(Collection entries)
[BEGIN]
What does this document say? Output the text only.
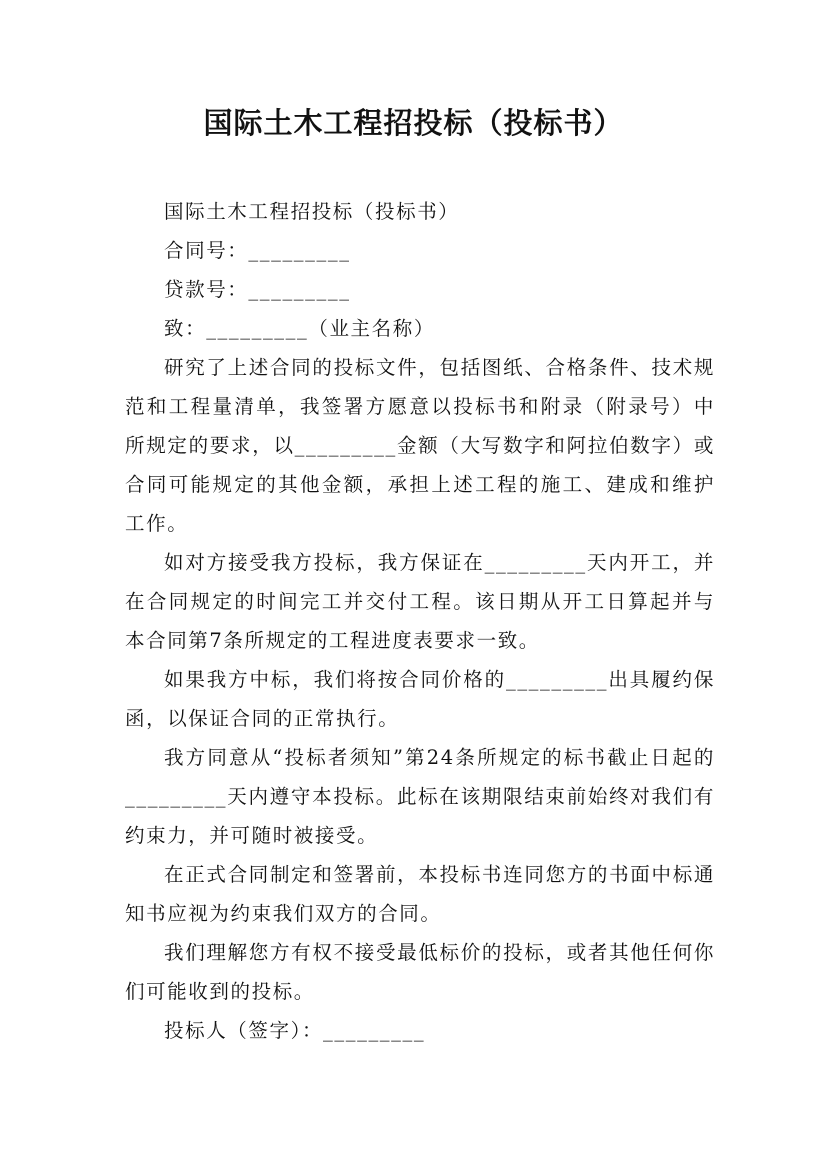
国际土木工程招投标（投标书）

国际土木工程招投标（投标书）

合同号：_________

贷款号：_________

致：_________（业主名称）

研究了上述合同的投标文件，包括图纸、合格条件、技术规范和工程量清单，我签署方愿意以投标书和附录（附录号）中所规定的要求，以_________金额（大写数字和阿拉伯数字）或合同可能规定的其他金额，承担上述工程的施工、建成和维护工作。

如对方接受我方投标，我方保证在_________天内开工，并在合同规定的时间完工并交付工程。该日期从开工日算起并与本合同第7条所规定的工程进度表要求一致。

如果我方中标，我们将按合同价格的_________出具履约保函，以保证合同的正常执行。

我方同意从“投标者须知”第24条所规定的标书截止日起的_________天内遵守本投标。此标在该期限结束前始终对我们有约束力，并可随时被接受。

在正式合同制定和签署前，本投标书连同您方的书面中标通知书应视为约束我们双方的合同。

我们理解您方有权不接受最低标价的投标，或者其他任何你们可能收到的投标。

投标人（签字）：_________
[END]
GIVEN EXERCISE:
Would you set down the listing exactly, omitting pictures?

FINAL ANSWER:
What does this document say? Output the text only.
国际土木工程招投标（投标书）

国际土木工程招投标（投标书）

合同号：_________

贷款号：_________

致：_________（业主名称）

研究了上述合同的投标文件，包括图纸、合格条件、技术规范和工程量清单，我签署方愿意以投标书和附录（附录号）中所规定的要求，以_________金额（大写数字和阿拉伯数字）或合同可能规定的其他金额，承担上述工程的施工、建成和维护工作。

如对方接受我方投标，我方保证在_________天内开工，并在合同规定的时间完工并交付工程。该日期从开工日算起并与本合同第7条所规定的工程进度表要求一致。

如果我方中标，我们将按合同价格的_________出具履约保函，以保证合同的正常执行。

我方同意从“投标者须知”第24条所规定的标书截止日起的_________天内遵守本投标。此标在该期限结束前始终对我们有约束力，并可随时被接受。

在正式合同制定和签署前，本投标书连同您方的书面中标通知书应视为约束我们双方的合同。

我们理解您方有权不接受最低标价的投标，或者其他任何你们可能收到的投标。

投标人（签字）：_________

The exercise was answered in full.